● **Exercise**
In the records below, find each line with the word "value" and copy it.

Figure data in JSON:
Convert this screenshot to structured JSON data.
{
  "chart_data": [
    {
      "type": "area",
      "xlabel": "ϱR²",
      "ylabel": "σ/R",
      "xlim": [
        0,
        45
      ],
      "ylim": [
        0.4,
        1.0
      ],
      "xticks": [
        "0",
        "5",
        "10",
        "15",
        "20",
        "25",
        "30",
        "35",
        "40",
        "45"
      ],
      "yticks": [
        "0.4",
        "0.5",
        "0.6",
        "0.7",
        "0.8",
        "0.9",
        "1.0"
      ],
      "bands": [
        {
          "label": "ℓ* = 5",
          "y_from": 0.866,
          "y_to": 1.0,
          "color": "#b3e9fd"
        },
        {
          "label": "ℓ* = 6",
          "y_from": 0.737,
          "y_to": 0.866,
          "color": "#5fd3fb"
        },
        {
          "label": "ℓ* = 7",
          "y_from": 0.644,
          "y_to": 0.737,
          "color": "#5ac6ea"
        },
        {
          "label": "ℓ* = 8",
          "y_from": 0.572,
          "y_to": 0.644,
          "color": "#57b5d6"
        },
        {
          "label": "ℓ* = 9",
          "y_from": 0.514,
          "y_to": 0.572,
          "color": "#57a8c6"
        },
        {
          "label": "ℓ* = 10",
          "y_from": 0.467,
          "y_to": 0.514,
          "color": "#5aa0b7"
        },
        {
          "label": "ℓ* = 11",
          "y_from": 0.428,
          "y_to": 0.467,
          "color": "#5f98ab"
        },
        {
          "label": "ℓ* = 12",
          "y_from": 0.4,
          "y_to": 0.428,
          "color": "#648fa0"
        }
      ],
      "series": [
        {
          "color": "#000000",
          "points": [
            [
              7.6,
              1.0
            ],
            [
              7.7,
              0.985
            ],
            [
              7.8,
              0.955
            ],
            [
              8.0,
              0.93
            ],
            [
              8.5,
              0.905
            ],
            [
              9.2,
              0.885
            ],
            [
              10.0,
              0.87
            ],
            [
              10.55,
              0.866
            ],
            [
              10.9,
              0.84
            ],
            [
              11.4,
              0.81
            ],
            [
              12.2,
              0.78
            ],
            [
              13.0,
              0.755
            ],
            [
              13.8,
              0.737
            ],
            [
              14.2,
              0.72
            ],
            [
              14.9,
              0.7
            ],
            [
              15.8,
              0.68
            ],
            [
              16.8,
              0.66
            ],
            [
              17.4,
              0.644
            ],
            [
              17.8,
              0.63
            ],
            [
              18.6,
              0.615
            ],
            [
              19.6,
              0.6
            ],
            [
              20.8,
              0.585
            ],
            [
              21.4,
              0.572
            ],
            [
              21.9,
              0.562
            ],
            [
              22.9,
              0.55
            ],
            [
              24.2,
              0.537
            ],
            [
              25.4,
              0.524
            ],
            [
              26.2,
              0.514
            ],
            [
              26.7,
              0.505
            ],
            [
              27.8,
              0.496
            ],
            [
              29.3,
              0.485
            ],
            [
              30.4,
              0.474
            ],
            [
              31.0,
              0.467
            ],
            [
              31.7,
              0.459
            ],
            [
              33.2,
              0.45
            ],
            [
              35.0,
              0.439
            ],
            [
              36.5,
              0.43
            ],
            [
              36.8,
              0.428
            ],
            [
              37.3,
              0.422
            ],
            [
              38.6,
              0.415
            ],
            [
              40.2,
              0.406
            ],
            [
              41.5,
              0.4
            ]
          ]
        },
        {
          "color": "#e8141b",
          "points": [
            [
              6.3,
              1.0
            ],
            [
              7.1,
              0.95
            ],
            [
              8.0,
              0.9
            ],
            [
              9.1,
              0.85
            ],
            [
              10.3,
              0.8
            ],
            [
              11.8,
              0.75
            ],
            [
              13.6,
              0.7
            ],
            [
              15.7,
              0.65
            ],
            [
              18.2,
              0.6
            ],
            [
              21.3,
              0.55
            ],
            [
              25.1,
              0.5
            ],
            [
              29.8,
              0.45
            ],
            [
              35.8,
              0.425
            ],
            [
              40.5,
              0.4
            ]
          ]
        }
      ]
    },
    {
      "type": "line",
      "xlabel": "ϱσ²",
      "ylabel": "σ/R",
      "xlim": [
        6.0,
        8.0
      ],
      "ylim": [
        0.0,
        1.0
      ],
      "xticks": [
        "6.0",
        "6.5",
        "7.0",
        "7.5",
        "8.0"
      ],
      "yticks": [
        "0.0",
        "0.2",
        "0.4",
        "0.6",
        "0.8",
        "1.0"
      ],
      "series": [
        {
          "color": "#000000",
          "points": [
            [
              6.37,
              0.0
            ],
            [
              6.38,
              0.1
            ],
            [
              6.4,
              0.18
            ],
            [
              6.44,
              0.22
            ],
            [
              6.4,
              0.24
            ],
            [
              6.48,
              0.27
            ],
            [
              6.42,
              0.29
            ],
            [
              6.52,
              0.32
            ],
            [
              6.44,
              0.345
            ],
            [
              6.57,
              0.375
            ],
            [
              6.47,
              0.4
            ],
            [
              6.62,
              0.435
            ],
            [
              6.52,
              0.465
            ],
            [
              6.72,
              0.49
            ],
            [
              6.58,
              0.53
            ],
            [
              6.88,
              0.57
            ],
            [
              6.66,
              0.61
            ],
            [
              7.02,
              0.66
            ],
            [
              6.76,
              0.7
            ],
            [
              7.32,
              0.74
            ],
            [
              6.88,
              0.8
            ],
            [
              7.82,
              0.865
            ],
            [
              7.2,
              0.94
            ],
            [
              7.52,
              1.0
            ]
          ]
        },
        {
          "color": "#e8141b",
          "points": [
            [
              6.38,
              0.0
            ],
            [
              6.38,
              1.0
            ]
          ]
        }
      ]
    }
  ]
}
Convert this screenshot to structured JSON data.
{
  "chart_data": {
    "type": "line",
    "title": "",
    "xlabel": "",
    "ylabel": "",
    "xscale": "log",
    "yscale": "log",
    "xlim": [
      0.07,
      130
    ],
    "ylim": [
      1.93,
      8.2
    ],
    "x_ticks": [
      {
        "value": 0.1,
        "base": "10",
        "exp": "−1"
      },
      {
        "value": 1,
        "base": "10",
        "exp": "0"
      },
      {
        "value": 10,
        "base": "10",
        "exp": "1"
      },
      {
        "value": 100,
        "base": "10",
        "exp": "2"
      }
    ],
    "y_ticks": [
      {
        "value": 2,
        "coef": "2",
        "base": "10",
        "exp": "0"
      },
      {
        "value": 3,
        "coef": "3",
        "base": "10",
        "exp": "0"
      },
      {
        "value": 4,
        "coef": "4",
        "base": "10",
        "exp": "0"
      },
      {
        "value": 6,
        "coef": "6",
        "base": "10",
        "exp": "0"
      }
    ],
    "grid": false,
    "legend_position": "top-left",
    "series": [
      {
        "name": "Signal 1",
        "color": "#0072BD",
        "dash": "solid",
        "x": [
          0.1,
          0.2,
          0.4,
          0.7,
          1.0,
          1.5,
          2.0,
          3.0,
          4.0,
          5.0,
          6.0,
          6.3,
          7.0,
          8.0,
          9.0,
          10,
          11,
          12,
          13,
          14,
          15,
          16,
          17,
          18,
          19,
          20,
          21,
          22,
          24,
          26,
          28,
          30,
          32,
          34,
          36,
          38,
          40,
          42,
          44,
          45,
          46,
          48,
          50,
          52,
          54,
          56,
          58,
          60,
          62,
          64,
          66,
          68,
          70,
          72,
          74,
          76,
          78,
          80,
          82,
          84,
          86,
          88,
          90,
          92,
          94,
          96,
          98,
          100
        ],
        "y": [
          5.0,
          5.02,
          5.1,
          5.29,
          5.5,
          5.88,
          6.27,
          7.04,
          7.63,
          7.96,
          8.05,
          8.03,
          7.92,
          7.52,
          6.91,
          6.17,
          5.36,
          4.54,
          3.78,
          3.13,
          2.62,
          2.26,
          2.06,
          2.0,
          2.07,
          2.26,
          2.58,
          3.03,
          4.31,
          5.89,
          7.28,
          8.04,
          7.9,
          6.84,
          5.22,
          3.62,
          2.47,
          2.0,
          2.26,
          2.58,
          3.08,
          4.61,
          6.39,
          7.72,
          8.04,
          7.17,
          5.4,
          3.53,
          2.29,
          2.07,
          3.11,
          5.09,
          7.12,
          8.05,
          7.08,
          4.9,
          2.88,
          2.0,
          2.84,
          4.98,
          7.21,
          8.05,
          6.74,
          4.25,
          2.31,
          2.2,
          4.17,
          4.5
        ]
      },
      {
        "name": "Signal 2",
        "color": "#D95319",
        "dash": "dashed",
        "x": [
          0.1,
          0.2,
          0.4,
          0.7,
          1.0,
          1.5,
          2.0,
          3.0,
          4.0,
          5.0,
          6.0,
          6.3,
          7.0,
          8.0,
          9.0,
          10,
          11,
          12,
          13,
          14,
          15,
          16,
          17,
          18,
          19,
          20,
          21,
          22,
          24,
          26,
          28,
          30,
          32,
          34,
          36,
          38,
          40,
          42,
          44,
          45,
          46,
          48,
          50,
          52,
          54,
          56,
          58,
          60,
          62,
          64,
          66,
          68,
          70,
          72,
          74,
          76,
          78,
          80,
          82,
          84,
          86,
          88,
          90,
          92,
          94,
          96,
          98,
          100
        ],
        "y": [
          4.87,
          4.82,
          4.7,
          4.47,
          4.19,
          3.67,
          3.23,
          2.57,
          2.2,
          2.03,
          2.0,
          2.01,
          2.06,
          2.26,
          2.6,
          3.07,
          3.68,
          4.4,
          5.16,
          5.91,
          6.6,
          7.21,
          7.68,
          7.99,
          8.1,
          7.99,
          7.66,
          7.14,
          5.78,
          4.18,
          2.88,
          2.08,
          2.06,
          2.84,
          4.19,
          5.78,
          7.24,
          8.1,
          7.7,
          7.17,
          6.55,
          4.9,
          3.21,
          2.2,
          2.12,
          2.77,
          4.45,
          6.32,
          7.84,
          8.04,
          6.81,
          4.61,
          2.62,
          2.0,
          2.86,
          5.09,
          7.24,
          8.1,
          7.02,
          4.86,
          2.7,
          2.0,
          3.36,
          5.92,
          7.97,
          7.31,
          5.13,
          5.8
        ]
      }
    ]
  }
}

● **Response to the task**
        "value": 0.1,
        "value": 1,
        "value": 10,
        "value": 100,
        "value": 2,
        "value": 3,
        "value": 4,
        "value": 6,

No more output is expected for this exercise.